Stated task :: Find the lines holding the word "JSON" and collect them.

###

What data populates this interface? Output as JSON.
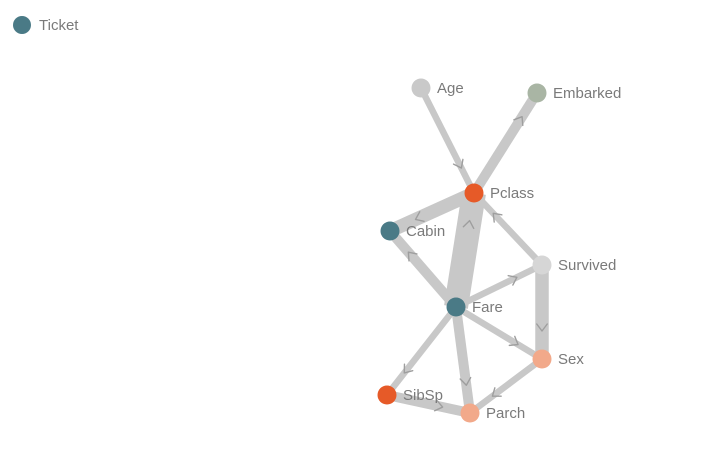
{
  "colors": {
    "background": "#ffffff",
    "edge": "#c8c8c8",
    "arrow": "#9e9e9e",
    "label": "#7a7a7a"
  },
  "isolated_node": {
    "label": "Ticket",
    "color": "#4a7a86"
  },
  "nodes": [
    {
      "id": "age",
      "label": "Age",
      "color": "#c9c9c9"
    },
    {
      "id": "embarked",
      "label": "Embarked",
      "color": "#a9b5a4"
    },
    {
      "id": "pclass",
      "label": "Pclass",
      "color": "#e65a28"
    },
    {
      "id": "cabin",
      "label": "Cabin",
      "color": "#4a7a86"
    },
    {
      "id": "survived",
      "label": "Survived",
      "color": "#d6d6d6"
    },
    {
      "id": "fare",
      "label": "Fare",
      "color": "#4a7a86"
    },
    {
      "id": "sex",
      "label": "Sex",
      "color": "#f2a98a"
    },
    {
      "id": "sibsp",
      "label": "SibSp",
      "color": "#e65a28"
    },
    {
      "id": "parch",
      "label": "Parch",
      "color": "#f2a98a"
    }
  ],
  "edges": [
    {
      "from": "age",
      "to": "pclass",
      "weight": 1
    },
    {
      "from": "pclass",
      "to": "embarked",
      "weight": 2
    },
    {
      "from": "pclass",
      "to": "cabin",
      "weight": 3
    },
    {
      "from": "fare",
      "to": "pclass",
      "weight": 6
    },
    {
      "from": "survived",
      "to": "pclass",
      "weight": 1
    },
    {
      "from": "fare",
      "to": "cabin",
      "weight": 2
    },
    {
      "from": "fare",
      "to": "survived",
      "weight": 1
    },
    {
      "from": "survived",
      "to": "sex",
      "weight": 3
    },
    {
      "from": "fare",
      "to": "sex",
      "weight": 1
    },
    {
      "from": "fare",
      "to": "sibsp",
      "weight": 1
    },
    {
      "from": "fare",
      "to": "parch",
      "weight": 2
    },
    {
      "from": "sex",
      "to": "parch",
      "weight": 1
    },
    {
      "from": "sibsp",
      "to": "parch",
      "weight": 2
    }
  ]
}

###

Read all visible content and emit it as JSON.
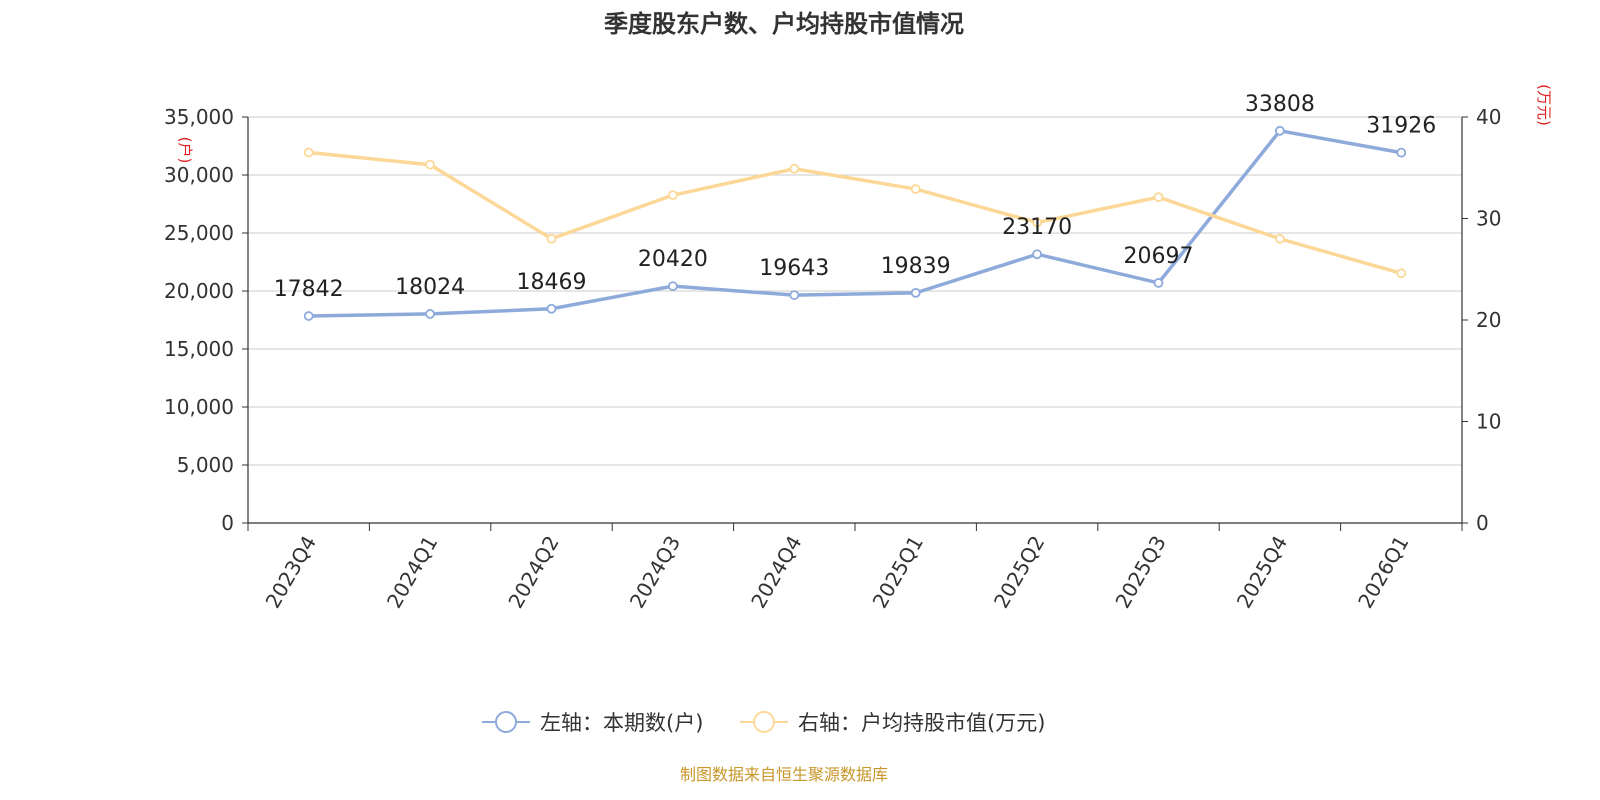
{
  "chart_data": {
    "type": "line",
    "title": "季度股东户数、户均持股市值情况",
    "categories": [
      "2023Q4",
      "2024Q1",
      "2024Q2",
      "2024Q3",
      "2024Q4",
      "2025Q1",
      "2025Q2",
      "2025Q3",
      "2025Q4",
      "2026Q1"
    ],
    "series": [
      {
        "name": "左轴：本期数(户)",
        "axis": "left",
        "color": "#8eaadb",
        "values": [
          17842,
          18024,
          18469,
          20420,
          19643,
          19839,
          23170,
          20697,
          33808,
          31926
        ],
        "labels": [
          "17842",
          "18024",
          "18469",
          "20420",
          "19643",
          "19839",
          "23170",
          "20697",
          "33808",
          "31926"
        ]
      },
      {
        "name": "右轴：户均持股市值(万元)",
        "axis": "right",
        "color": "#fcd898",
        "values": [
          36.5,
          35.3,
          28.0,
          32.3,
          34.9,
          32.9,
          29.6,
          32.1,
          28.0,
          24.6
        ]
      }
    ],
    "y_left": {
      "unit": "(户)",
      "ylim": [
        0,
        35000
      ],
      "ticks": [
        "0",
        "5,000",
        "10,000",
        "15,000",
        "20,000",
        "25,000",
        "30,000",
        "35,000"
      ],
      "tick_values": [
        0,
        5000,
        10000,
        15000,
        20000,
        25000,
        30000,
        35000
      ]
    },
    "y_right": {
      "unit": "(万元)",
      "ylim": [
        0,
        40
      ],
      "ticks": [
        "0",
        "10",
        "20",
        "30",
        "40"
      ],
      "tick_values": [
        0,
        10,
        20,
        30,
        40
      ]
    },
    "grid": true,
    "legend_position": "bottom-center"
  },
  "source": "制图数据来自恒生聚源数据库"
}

###

Answer ::
What data populates this interface? Output as JSON.
Read all visible content and emit it as JSON.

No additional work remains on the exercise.